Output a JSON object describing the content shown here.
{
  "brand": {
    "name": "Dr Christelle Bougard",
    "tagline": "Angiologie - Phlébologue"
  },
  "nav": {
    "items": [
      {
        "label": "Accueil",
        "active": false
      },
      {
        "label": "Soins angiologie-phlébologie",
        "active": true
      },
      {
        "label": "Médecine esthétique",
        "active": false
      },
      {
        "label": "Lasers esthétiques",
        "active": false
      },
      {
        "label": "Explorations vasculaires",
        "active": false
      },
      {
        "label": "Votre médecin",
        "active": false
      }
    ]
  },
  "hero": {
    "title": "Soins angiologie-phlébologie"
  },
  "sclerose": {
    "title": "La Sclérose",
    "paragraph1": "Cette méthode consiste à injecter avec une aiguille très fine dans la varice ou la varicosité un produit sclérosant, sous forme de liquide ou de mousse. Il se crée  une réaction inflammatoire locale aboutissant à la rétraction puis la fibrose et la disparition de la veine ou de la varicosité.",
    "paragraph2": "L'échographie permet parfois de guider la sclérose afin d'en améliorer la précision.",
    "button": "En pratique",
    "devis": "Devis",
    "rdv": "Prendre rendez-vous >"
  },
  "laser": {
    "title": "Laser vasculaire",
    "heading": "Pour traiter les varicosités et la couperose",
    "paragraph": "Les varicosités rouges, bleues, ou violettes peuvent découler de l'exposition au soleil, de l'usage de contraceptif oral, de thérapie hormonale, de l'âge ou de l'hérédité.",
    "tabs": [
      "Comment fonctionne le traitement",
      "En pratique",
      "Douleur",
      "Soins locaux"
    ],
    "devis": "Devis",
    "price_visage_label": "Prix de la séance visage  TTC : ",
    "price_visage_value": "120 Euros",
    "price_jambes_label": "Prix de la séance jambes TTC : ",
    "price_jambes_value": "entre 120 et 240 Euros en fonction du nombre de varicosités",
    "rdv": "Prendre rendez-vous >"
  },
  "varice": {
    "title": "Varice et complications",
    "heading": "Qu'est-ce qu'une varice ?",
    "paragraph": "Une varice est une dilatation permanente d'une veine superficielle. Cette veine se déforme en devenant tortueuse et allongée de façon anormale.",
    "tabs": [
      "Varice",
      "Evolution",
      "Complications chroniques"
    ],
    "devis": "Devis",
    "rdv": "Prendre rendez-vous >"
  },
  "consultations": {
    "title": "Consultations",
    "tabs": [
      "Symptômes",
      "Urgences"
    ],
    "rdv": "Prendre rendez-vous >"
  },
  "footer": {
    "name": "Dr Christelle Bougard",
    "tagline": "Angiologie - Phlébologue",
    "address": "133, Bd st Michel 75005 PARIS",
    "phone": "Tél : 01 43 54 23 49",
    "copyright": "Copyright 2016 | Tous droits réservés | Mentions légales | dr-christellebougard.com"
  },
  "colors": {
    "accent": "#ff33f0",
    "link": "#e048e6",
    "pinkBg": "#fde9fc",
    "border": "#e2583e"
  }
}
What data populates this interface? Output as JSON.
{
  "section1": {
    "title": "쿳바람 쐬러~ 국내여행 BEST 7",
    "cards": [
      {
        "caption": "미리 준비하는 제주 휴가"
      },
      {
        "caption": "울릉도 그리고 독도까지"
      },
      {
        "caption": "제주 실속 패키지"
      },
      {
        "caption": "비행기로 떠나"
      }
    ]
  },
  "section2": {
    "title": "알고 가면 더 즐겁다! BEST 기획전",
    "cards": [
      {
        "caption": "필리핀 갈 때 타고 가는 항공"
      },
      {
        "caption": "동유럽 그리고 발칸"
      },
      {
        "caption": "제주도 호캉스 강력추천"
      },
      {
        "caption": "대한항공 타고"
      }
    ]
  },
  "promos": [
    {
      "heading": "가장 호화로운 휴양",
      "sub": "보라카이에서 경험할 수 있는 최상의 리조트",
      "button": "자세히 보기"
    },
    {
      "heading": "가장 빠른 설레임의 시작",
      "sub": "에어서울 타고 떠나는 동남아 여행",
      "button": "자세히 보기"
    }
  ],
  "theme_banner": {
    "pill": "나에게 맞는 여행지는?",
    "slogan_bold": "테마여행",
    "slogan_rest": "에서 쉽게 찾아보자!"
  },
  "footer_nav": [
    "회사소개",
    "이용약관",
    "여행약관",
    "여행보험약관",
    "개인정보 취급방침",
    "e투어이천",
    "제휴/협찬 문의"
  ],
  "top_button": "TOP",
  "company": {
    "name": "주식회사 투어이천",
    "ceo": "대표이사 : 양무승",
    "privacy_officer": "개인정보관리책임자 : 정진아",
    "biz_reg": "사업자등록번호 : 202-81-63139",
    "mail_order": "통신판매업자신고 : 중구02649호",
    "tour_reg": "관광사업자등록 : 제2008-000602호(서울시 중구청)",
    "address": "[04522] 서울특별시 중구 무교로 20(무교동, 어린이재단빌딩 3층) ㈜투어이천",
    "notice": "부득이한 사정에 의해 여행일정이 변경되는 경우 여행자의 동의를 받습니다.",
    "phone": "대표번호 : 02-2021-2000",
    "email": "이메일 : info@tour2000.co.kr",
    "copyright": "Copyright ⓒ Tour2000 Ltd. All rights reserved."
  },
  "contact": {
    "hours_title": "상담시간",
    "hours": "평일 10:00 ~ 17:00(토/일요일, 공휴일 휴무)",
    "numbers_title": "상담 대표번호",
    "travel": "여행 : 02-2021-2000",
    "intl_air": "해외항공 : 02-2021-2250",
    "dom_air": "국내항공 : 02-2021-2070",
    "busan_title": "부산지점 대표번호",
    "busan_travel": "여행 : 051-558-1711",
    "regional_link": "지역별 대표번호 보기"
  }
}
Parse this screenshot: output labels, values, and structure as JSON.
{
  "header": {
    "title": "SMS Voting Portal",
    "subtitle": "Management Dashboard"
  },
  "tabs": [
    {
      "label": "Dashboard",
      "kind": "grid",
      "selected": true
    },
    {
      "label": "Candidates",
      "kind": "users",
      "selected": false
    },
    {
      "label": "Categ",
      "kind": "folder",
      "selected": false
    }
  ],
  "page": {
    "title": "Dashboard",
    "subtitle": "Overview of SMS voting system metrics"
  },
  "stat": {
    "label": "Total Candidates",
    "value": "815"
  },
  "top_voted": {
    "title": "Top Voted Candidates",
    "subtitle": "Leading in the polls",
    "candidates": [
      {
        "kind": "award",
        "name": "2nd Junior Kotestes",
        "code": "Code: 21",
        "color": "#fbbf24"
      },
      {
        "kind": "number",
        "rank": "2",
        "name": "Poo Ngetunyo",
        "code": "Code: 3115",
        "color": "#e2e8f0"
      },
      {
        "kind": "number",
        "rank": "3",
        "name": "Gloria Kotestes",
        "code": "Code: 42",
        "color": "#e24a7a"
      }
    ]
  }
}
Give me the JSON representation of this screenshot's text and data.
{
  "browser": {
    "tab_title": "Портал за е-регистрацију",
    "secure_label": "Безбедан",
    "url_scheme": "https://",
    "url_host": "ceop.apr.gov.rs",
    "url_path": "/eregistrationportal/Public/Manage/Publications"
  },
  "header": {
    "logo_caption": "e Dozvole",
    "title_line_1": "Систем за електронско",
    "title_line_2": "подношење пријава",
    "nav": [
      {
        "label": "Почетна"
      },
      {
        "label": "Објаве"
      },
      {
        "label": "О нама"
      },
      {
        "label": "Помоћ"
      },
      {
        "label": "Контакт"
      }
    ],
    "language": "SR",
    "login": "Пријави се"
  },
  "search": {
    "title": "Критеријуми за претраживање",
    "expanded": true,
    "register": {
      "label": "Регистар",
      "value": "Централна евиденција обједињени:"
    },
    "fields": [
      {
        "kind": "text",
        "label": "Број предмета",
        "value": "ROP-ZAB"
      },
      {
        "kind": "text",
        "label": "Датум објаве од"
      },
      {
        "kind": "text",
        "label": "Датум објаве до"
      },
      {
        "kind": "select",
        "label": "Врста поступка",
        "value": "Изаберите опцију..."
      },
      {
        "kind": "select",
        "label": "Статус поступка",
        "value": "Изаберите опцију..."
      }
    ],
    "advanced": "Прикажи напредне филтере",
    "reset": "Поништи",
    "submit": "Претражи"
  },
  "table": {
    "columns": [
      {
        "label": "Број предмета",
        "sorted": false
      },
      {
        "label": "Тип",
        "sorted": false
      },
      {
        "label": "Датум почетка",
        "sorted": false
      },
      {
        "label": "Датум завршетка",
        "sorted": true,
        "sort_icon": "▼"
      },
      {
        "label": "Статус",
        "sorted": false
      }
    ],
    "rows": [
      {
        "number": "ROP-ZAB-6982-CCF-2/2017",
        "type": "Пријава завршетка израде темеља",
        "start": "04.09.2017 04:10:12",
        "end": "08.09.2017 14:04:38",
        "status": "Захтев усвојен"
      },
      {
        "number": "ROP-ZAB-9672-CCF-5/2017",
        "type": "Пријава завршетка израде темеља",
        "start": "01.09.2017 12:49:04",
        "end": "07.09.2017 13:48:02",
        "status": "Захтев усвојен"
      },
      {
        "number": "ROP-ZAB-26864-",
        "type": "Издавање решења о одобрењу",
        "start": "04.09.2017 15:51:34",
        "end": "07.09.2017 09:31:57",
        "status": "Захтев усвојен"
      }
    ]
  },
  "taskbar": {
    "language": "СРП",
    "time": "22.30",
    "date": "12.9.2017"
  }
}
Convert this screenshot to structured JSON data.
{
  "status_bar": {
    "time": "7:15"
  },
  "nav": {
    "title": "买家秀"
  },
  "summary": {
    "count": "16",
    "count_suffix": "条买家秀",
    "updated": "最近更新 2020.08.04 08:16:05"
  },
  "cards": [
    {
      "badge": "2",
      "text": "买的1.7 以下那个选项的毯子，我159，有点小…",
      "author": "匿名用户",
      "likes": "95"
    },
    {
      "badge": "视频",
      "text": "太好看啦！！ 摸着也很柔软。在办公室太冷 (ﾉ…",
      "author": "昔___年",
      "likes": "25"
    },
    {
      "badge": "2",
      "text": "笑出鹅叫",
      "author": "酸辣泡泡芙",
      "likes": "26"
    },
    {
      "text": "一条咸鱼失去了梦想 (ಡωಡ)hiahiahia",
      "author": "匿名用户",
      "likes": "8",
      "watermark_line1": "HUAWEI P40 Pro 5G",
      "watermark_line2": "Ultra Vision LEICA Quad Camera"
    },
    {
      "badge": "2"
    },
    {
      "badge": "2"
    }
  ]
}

→ Required task: In the material above, find the lines that contain "поступка" and show them.

→ Correct result:
        "label": "Врста поступка",
        "label": "Статус поступка",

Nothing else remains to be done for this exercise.